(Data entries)

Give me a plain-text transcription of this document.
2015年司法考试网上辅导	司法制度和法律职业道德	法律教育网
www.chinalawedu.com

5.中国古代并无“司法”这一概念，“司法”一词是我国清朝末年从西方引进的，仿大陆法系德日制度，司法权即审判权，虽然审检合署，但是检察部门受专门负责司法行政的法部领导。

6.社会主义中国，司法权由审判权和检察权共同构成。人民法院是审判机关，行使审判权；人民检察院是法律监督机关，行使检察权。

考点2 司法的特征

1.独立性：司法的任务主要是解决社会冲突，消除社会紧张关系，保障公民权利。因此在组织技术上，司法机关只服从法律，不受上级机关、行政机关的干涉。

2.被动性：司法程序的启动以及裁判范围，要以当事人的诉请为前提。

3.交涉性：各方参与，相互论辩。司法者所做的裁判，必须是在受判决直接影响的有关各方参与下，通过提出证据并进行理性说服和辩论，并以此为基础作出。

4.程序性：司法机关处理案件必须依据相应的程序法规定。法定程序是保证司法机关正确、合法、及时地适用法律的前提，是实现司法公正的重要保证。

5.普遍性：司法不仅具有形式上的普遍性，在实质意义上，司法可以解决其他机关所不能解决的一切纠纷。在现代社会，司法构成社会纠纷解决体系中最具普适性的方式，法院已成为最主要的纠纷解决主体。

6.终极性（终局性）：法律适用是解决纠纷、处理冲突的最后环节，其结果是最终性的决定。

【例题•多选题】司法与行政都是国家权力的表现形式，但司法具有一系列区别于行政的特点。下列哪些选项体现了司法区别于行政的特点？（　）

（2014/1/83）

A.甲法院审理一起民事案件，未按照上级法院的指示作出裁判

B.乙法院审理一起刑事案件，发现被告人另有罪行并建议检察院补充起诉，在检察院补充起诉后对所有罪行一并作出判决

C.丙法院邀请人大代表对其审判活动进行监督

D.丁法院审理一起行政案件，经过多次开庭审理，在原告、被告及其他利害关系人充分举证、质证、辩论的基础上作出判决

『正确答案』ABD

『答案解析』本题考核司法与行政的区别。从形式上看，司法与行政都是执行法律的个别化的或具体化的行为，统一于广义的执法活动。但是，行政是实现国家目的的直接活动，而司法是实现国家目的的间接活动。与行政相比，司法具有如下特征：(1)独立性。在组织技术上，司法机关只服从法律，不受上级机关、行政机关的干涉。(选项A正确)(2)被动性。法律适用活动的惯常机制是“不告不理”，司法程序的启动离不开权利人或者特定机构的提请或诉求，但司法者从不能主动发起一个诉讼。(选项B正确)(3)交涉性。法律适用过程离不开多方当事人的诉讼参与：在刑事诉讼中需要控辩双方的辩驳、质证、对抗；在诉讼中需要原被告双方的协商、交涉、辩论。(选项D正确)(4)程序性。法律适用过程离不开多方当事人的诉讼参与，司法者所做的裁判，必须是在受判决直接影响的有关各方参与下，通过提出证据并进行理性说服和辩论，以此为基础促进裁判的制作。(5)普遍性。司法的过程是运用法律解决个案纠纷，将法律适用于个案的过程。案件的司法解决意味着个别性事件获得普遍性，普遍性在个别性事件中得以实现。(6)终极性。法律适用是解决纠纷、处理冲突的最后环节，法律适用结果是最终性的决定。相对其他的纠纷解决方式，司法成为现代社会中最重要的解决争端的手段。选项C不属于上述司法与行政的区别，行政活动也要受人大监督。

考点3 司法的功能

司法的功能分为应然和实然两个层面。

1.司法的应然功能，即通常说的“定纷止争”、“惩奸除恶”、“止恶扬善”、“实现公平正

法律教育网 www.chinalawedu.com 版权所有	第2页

**GOAL**
Identify each line in the records above that contains the word "必须是在受判决直接影响的有关各方参与下", and copy it out in full.

**REPLY TO THE EXERCISE**
3.交涉性：各方参与，相互论辩。司法者所做的裁判，必须是在受判决直接影响的有关各方参与下，通过提出证据并进行理性说服和辩论，并以此为基础作出。
『答案解析』本题考核司法与行政的区别。从形式上看，司法与行政都是执行法律的个别化的或具体化的行为，统一于广义的执法活动。但是，行政是实现国家目的的直接活动，而司法是实现国家目的的间接活动。与行政相比，司法具有如下特征：(1)独立性。在组织技术上，司法机关只服从法律，不受上级机关、行政机关的干涉。(选项A正确)(2)被动性。法律适用活动的惯常机制是“不告不理”，司法程序的启动离不开权利人或者特定机构的提请或诉求，但司法者从不能主动发起一个诉讼。(选项B正确)(3)交涉性。法律适用过程离不开多方当事人的诉讼参与：在刑事诉讼中需要控辩双方的辩驳、质证、对抗；在诉讼中需要原被告双方的协商、交涉、辩论。(选项D正确)(4)程序性。法律适用过程离不开多方当事人的诉讼参与，司法者所做的裁判，必须是在受判决直接影响的有关各方参与下，通过提出证据并进行理性说服和辩论，以此为基础促进裁判的制作。(5)普遍性。司法的过程是运用法律解决个案纠纷，将法律适用于个案的过程。案件的司法解决意味着个别性事件获得普遍性，普遍性在个别性事件中得以实现。(6)终极性。法律适用是解决纠纷、处理冲突的最后环节，法律适用结果是最终性的决定。相对其他的纠纷解决方式，司法成为现代社会中最重要的解决争端的手段。选项C不属于上述司法与行政的区别，行政活动也要受人大监督。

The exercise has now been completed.